• **EXERCISE DIRECTIONS**
Your reply should be a single number: how many lines contain the string "item".

• **DATA SHOWN**
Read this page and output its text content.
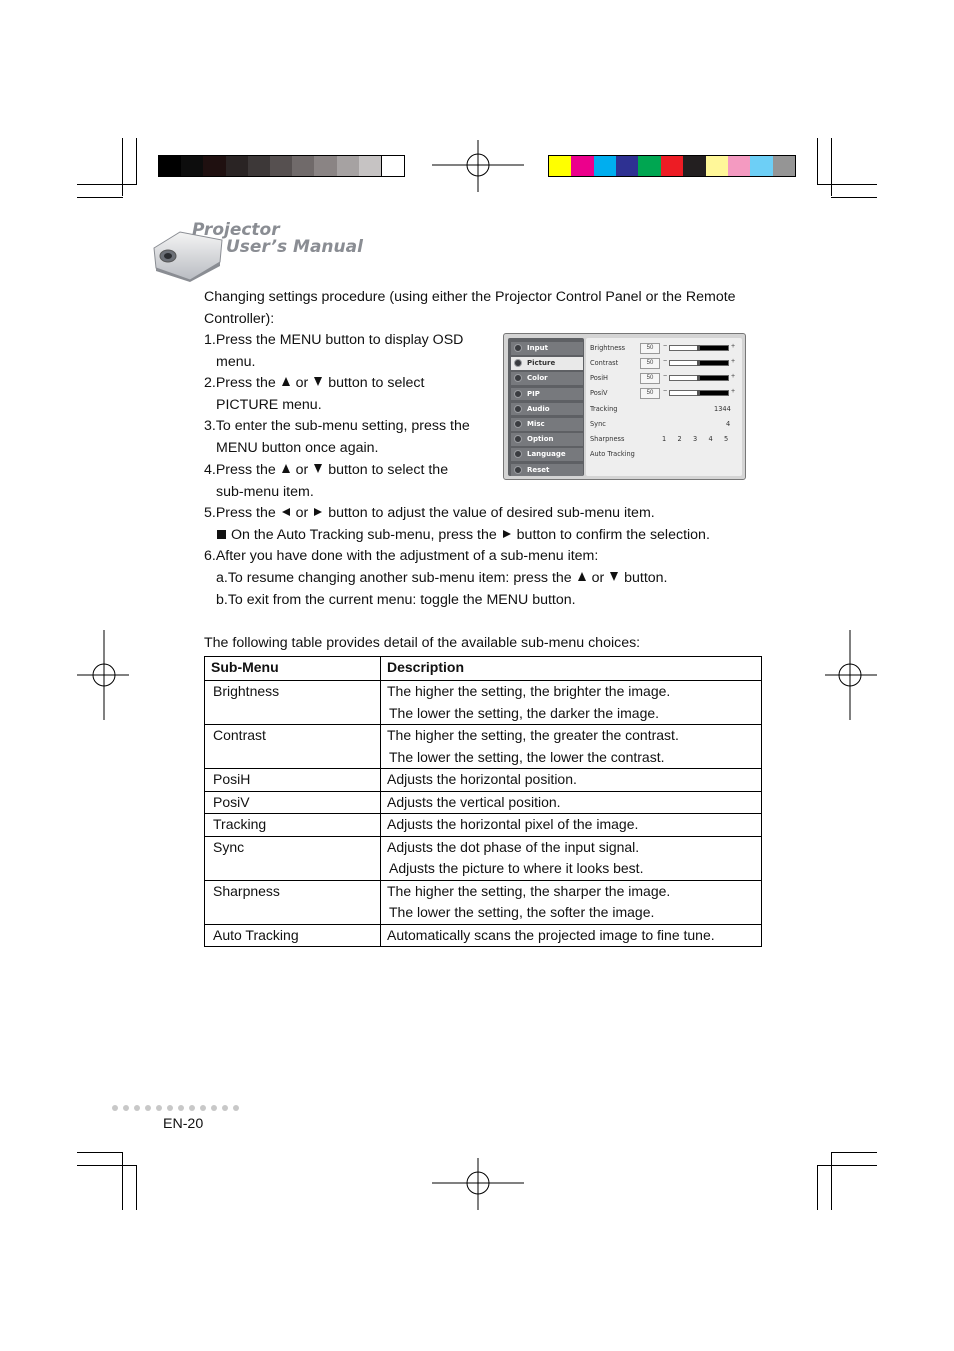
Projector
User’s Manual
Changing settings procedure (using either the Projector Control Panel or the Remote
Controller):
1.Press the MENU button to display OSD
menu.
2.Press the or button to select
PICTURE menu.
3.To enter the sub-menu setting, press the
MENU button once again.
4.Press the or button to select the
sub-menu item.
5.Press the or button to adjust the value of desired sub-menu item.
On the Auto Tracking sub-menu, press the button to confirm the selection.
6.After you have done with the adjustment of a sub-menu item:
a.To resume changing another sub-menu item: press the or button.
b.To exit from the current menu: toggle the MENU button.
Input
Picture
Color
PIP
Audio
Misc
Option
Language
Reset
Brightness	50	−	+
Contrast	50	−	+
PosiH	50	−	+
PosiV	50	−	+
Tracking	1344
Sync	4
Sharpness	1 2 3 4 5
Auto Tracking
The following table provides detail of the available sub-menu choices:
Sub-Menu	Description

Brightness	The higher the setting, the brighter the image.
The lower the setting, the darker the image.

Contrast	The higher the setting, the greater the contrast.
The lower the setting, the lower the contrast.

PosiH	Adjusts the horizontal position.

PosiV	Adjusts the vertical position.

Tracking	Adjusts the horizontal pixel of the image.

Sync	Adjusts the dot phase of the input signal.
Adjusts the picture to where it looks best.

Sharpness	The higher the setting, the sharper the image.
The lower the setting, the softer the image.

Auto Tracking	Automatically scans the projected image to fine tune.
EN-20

• **EXERCISE SOLUTION**
4